======== Input for this task
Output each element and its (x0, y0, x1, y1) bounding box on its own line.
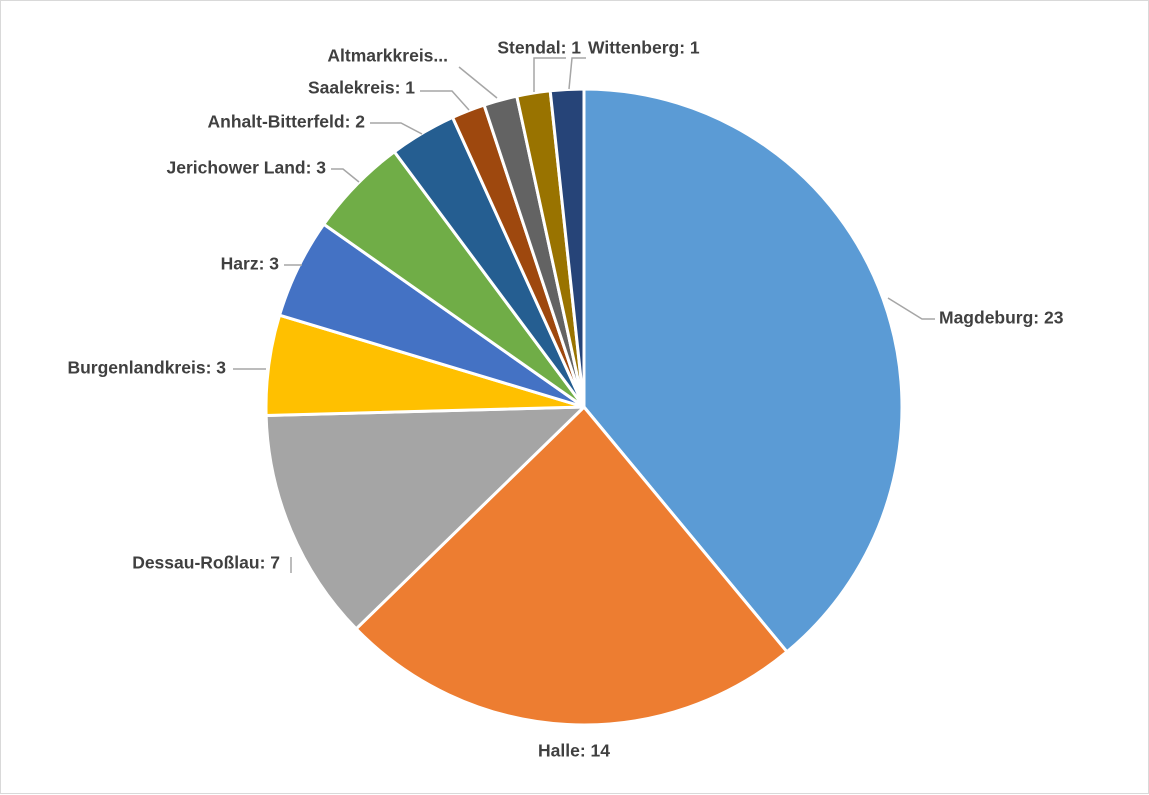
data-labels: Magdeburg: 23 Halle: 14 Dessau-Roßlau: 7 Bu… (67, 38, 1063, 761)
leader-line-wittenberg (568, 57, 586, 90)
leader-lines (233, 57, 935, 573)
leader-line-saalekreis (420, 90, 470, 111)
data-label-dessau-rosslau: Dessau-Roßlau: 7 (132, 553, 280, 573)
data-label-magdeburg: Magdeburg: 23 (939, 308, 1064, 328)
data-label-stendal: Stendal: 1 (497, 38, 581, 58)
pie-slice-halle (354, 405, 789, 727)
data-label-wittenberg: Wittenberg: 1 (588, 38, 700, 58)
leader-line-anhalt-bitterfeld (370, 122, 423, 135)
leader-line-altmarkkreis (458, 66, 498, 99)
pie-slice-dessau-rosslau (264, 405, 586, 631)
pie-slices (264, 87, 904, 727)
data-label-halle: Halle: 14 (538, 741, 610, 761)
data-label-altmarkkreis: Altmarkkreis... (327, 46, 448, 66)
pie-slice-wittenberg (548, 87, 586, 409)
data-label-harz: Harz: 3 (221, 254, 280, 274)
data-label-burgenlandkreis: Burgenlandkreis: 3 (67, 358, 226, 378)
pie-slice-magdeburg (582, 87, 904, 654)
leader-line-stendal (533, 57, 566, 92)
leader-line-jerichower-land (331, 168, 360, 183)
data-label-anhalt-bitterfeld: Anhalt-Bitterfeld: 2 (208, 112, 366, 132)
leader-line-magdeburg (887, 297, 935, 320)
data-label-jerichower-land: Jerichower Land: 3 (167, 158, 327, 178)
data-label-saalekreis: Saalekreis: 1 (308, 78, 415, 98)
================
======== Input for this task
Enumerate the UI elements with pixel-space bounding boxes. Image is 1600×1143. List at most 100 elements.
================
Problem to solve
Substitute "bounding rectangle" for "bounding box" in everything from the line containing "Output each element" down to the line containing "data-label-saalekreis: Saalekreis: 1", and reproduce those lines with nothing else altered. Omit the pictures from your answer.

Correct output
Output each element and its (x0, y0, x1, y1) bounding rectangle on its own line.
data-labels: Magdeburg: 23 Halle: 14 Dessau-Roßlau: 7 Bu… (67, 38, 1063, 761)
leader-line-wittenberg (568, 57, 586, 90)
leader-lines (233, 57, 935, 573)
leader-line-saalekreis (420, 90, 470, 111)
data-label-dessau-rosslau: Dessau-Roßlau: 7 (132, 553, 280, 573)
data-label-magdeburg: Magdeburg: 23 (939, 308, 1064, 328)
data-label-stendal: Stendal: 1 (497, 38, 581, 58)
pie-slice-halle (354, 405, 789, 727)
data-label-wittenberg: Wittenberg: 1 (588, 38, 700, 58)
leader-line-anhalt-bitterfeld (370, 122, 423, 135)
leader-line-altmarkkreis (458, 66, 498, 99)
pie-slice-dessau-rosslau (264, 405, 586, 631)
pie-slices (264, 87, 904, 727)
data-label-halle: Halle: 14 (538, 741, 610, 761)
data-label-altmarkkreis: Altmarkkreis... (327, 46, 448, 66)
pie-slice-wittenberg (548, 87, 586, 409)
data-label-harz: Harz: 3 (221, 254, 280, 274)
data-label-burgenlandkreis: Burgenlandkreis: 3 (67, 358, 226, 378)
pie-slice-magdeburg (582, 87, 904, 654)
leader-line-stendal (533, 57, 566, 92)
leader-line-jerichower-land (331, 168, 360, 183)
data-label-anhalt-bitterfeld: Anhalt-Bitterfeld: 2 (208, 112, 366, 132)
leader-line-magdeburg (887, 297, 935, 320)
data-label-jerichower-land: Jerichower Land: 3 (167, 158, 327, 178)
data-label-saalekreis: Saalekreis: 1 (308, 78, 415, 98)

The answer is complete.